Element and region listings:
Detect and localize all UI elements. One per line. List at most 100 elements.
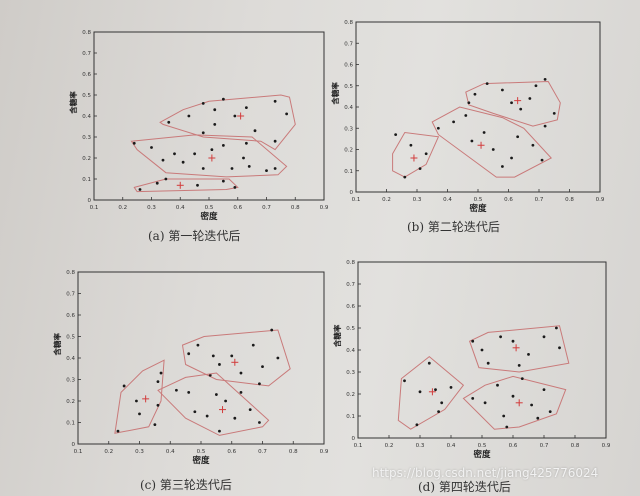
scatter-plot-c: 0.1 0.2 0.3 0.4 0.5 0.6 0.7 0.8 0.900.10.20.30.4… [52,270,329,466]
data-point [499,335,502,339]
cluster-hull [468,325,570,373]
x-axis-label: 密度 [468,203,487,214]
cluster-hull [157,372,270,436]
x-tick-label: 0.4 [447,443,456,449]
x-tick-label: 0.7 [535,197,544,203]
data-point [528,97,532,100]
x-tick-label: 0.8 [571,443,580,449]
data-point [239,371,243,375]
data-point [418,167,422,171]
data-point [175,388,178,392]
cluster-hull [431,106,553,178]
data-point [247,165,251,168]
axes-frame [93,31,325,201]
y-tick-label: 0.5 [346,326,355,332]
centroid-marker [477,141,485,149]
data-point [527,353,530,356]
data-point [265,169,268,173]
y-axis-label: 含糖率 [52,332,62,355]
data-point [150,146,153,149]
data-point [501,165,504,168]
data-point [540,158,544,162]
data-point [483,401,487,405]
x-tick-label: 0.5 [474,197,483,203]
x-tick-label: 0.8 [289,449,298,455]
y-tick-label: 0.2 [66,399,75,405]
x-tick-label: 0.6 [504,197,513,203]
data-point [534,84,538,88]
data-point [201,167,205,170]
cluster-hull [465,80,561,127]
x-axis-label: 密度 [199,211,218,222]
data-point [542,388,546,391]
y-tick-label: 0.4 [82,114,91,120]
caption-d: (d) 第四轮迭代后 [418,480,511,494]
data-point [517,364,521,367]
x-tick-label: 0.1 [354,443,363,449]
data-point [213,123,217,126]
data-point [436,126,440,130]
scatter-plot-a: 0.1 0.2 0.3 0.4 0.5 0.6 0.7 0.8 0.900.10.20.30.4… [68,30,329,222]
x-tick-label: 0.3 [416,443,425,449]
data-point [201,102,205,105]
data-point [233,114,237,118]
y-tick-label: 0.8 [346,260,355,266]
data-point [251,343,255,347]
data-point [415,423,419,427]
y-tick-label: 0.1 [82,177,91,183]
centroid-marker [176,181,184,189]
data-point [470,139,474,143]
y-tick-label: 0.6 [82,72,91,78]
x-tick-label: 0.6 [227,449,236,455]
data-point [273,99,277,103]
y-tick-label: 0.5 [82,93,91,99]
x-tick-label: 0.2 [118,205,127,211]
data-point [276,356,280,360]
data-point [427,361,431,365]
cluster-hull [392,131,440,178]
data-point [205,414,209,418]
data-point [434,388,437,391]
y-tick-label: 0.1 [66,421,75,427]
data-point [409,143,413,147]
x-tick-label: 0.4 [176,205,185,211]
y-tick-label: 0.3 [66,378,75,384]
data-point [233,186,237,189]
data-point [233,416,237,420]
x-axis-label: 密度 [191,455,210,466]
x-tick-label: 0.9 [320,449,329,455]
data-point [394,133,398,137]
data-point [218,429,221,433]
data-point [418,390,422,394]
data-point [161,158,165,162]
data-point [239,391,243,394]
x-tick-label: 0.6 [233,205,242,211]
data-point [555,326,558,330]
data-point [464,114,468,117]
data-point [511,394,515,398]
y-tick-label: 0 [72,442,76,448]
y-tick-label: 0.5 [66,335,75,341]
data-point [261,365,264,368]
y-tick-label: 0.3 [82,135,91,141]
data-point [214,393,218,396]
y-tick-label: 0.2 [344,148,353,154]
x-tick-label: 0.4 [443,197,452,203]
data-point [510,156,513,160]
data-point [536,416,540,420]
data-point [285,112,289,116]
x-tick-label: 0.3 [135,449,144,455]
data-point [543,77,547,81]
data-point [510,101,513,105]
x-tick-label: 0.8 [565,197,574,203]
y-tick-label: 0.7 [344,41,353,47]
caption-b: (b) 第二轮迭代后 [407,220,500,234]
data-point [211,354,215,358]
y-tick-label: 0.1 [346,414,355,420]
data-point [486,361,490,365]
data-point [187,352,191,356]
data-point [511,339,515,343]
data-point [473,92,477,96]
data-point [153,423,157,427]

TASK BRIEF:
Could you rewrite the lines starting at "scatter-plot-c: 0.1 0.2" and ending at "x-tick-label: 0.7 [535,197,544,203]", putting "cluster-outline" in place of "cluster-hull" and leaving everything else unchanged?

SOLUTION TO THIS EXERCISE:
scatter-plot-c: 0.1 0.2 0.3 0.4 0.5 0.6 0.7 0.8 0.900.10.20.30.4… [52,270,329,466]
data-point [499,335,502,339]
cluster-outline [468,325,570,373]
x-axis-label: 密度 [468,203,487,214]
cluster-outline [157,372,270,436]
x-tick-label: 0.4 [447,443,456,449]
x-tick-label: 0.7 [535,197,544,203]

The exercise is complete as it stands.